[Records from a dataset]
((

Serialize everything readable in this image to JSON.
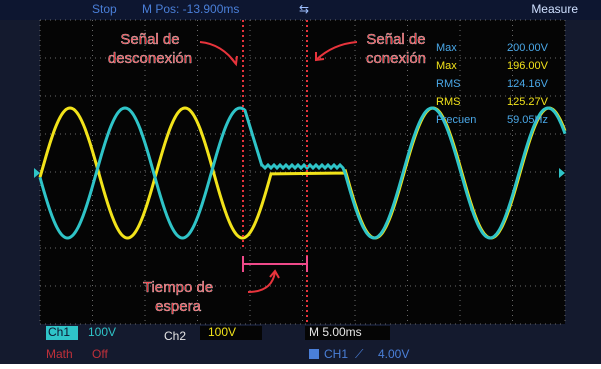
{
  "status_bar": {
    "state": "Stop",
    "position": "M Pos: -13.900ms",
    "menu": "Measure"
  },
  "annotations": {
    "disconnect": [
      "Señal de",
      "desconexión"
    ],
    "connect": [
      "Señal de",
      "conexión"
    ],
    "wait": [
      "Tiempo de",
      "espera"
    ]
  },
  "measurements": [
    {
      "label": "Max",
      "value": "200.00V"
    },
    {
      "label": "Max",
      "value": "196.00V"
    },
    {
      "label": "RMS",
      "value": "124.16V"
    },
    {
      "label": "RMS",
      "value": "125.27V"
    },
    {
      "label": "Frecuen",
      "value": "59.05Hz"
    }
  ],
  "bottom_bar": {
    "ch1": "Ch1",
    "ch1_scale": "100V",
    "ch2": "Ch2",
    "ch2_scale": "100V",
    "timebase": "M 5.00ms",
    "math": "Math",
    "math_state": "Off",
    "trigger_source": "CH1",
    "trigger_level": "4.00V"
  }
}
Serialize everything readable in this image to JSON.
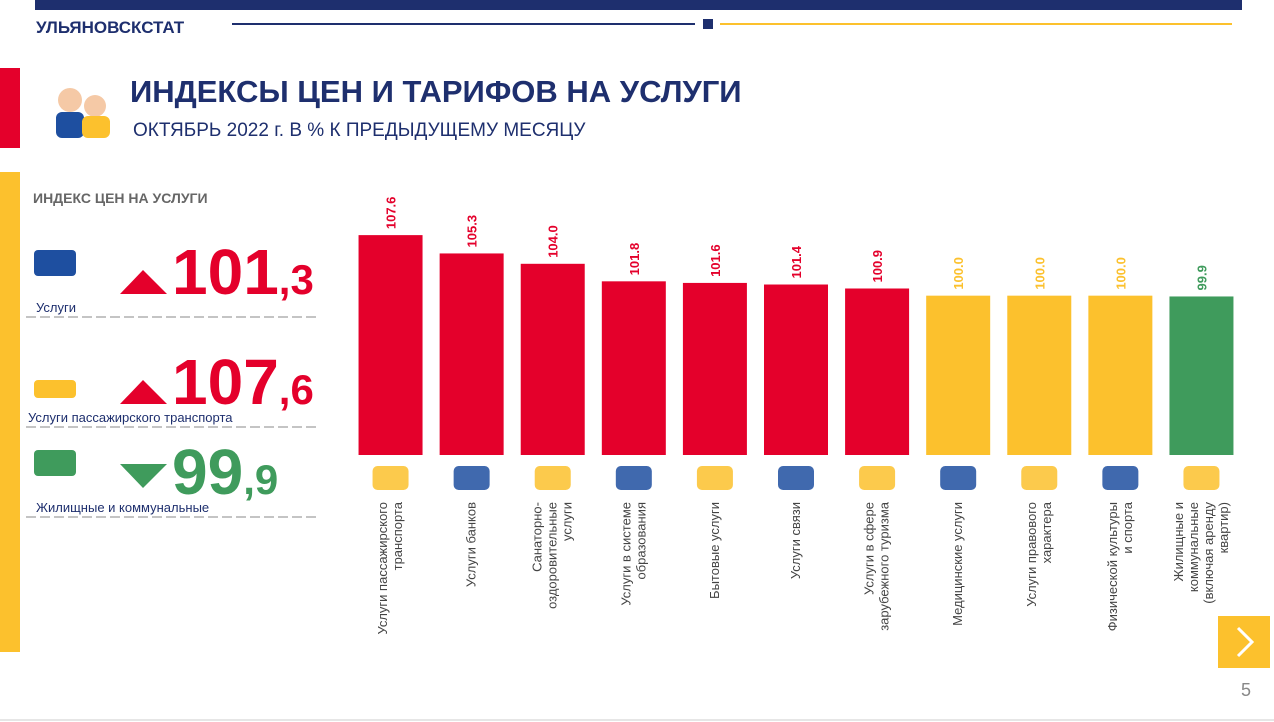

))

### Requirements
Replicate the material above verbatim; images stay out of the copy.

### Solution below
Serialize everything readable in this image to JSON.
{
  "status_bar": {
    "state": "Stop",
    "position": "M Pos: -13.900ms",
    "menu": "Measure"
  },
  "annotations": {
    "disconnect": [
      "Señal de",
      "desconexión"
    ],
    "connect": [
      "Señal de",
      "conexión"
    ],
    "wait": [
      "Tiempo de",
      "espera"
    ]
  },
  "measurements": [
    {
      "label": "Max",
      "value": "200.00V"
    },
    {
      "label": "Max",
      "value": "196.00V"
    },
    {
      "label": "RMS",
      "value": "124.16V"
    },
    {
      "label": "RMS",
      "value": "125.27V"
    },
    {
      "label": "Frecuen",
      "value": "59.05Hz"
    }
  ],
  "bottom_bar": {
    "ch1": "Ch1",
    "ch1_scale": "100V",
    "ch2": "Ch2",
    "ch2_scale": "100V",
    "timebase": "M 5.00ms",
    "math": "Math",
    "math_state": "Off",
    "trigger_source": "CH1",
    "trigger_level": "4.00V"
  }
}
Serialize everything readable in this image to JSON.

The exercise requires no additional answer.